# [Trecho do texto]
________________________

Revista Exame

As estratégias de agências e marcas para atrair, engajar e converter o público maduro

Com o crescente poder aquisitivo da população 50+, marcas enfrentam o desafio de superar estereótipos e criar campanhas autênticas que reflitam a diversidade e os interesses desse público

Bete Marin: o mundo envelheceu, e as marcas precisam se adaptar para se comunicar melhor com esse público (Arquivo Pessoal/Divulgação)

Bete Marin: o mundo envelheceu, e as marcas precisam se adaptar para se comunicar melhor com esse público (Arquivo Pessoal/Divulgação)

Juliana Pio
Juliana Pio

Editora-assistente de Marketing e Projetos Especiais

Publicado em 12 de março de 2025 às 06h00.

Última atualização em 12 de março de 2025 às 10h54.

Quando o episódio da “Queima de Sutiãs” ocorreu durante o concurso Miss América, nos Estados Unidos, em setembro de 1968, Isabel Barbosa, de 61 anos, ainda era criança. Mas, para ela e para muitas mulheres da economia prateada — a maioria nesse grupo etário —, o legado desse movimento feminista contribuiu para moldar suas experiências e aspirações ao longo da vida. “Foi um marco na história e ajudou a fomentar uma cultura de empoderamento entre as mulheres”, afirma ela, empresária cuja renda representa mais da metade do orçamento familiar e que recentemente decidiu abraçar seus cabelos brancos.

________________________

# [Dados registrados]
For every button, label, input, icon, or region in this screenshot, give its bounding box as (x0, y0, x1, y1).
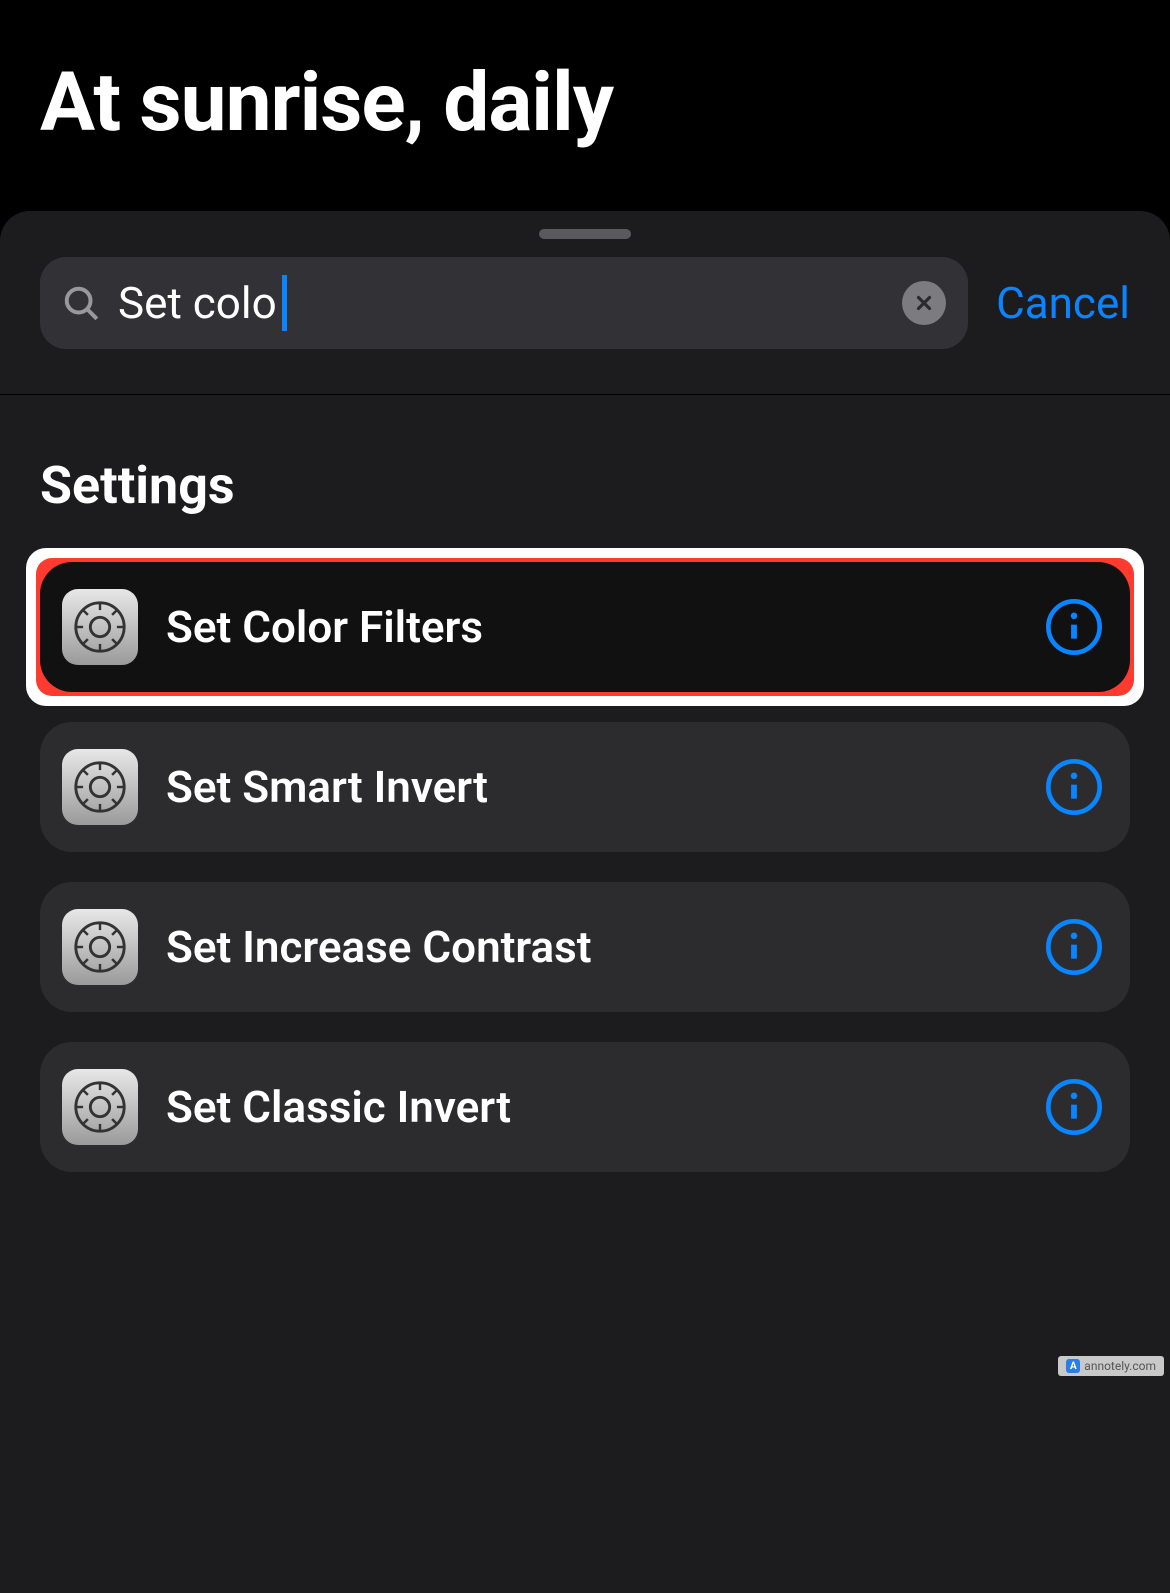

________________________

# [Enunciado 1]
Modifique o texto sobre o público maduro, do trecho "Com o crescente" até "2025 às 06h00.", inclusive, trocando "marcas" por "empresas".
# [Enunciado 2]
Diga se cada afirmação concorda com o texto sobre o público maduro: (a) Isabel Barbosa tem 61 anos; (b) a "Queima de Sutiãs" ocorreu em setembro de 1968, durante o concurso Miss América; (c) a renda de Isabel representa menos da metade do orçamento familiar.

# [Resposta correta 1]
Com o crescente poder aquisitivo da população 50+, empresas enfrentam o desafio de superar estereótipos e criar campanhas autênticas que reflitam a diversidade e os interesses desse público

Bete Marin: o mundo envelheceu, e as empresas precisam se adaptar para se comunicar melhor com esse público (Arquivo Pessoal/Divulgação)

Bete Marin: o mundo envelheceu, e as empresas precisam se adaptar para se comunicar melhor com esse público (Arquivo Pessoal/Divulgação)

Juliana Pio
Juliana Pio

Editora-assistente de Marketing e Projetos Especiais

Publicado em 12 de março de 2025 às 06h00.

# [Resposta correta 2]
(a) Sim: "Isabel Barbosa, de 61 anos".
(b) Sim: "durante o concurso Miss América, nos Estados Unidos, em setembro de 1968".
(c) Não: "cuja renda representa mais da metade do orçamento familiar".